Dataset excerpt

════════════════════

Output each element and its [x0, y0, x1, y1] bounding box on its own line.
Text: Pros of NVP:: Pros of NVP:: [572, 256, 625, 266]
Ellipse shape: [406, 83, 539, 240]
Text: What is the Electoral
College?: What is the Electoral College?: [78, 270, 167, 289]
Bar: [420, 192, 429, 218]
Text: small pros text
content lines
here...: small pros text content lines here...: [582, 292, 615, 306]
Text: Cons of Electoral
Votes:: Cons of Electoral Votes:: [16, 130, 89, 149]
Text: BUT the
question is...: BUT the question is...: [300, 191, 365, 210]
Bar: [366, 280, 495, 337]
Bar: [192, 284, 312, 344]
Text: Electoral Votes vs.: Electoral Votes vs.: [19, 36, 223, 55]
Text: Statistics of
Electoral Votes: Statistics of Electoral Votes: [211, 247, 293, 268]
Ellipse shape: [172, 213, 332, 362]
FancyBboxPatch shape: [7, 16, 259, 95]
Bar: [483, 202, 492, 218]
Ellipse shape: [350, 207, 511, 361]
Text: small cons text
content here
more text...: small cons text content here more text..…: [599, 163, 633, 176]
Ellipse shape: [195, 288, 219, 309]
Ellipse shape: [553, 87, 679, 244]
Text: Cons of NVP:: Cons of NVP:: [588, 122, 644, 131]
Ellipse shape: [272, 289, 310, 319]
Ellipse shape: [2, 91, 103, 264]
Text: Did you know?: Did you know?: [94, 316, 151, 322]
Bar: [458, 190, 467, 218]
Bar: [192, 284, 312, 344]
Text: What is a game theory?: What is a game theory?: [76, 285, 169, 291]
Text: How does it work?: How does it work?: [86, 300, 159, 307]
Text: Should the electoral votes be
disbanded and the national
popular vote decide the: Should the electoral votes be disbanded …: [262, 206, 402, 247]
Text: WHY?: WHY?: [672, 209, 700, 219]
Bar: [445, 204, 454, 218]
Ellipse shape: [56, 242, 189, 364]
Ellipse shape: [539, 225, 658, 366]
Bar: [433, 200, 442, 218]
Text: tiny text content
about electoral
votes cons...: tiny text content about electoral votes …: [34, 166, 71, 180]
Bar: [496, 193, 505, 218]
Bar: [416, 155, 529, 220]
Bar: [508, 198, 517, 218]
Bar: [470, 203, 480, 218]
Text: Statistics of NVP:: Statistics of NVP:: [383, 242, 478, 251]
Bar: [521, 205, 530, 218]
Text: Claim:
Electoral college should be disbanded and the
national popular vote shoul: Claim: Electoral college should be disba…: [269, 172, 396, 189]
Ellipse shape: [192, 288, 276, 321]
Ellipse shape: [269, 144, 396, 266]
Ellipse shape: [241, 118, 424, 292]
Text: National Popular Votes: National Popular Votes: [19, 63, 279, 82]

════════════════════

TO DO: Copy all of the data above line by line, with no changes.

TASK SOLUTION:
Output each element and its [x0, y0, x1, y1] bounding box on its own line.
Text: Pros of NVP:: Pros of NVP:: [572, 256, 625, 266]
Ellipse shape: [406, 83, 539, 240]
Text: What is the Electoral
College?: What is the Electoral College?: [78, 270, 167, 289]
Bar: [420, 192, 429, 218]
Text: small pros text
content lines
here...: small pros text content lines here...: [582, 292, 615, 306]
Text: Cons of Electoral
Votes:: Cons of Electoral Votes:: [16, 130, 89, 149]
Text: BUT the
question is...: BUT the question is...: [300, 191, 365, 210]
Bar: [366, 280, 495, 337]
Bar: [192, 284, 312, 344]
Text: Electoral Votes vs.: Electoral Votes vs.: [19, 36, 223, 55]
Text: Statistics of
Electoral Votes: Statistics of Electoral Votes: [211, 247, 293, 268]
Ellipse shape: [172, 213, 332, 362]
FancyBboxPatch shape: [7, 16, 259, 95]
Bar: [483, 202, 492, 218]
Ellipse shape: [350, 207, 511, 361]
Text: small cons text
content here
more text...: small cons text content here more text..…: [599, 163, 633, 176]
Ellipse shape: [195, 288, 219, 309]
Ellipse shape: [553, 87, 679, 244]
Text: Cons of NVP:: Cons of NVP:: [588, 122, 644, 131]
Ellipse shape: [272, 289, 310, 319]
Ellipse shape: [2, 91, 103, 264]
Text: Did you know?: Did you know?: [94, 316, 151, 322]
Bar: [458, 190, 467, 218]
Bar: [192, 284, 312, 344]
Text: What is a game theory?: What is a game theory?: [76, 285, 169, 291]
Text: How does it work?: How does it work?: [86, 300, 159, 307]
Text: Should the electoral votes be
disbanded and the national
popular vote decide the: Should the electoral votes be disbanded …: [262, 206, 402, 247]
Text: WHY?: WHY?: [672, 209, 700, 219]
Bar: [445, 204, 454, 218]
Ellipse shape: [56, 242, 189, 364]
Ellipse shape: [539, 225, 658, 366]
Bar: [433, 200, 442, 218]
Text: tiny text content
about electoral
votes cons...: tiny text content about electoral votes …: [34, 166, 71, 180]
Bar: [496, 193, 505, 218]
Bar: [416, 155, 529, 220]
Bar: [508, 198, 517, 218]
Bar: [470, 203, 480, 218]
Text: Statistics of NVP:: Statistics of NVP:: [383, 242, 478, 251]
Bar: [521, 205, 530, 218]
Text: Claim:
Electoral college should be disbanded and the
national popular vote shoul: Claim: Electoral college should be disba…: [269, 172, 396, 189]
Ellipse shape: [192, 288, 276, 321]
Ellipse shape: [269, 144, 396, 266]
Ellipse shape: [241, 118, 424, 292]
Text: National Popular Votes: National Popular Votes: [19, 63, 279, 82]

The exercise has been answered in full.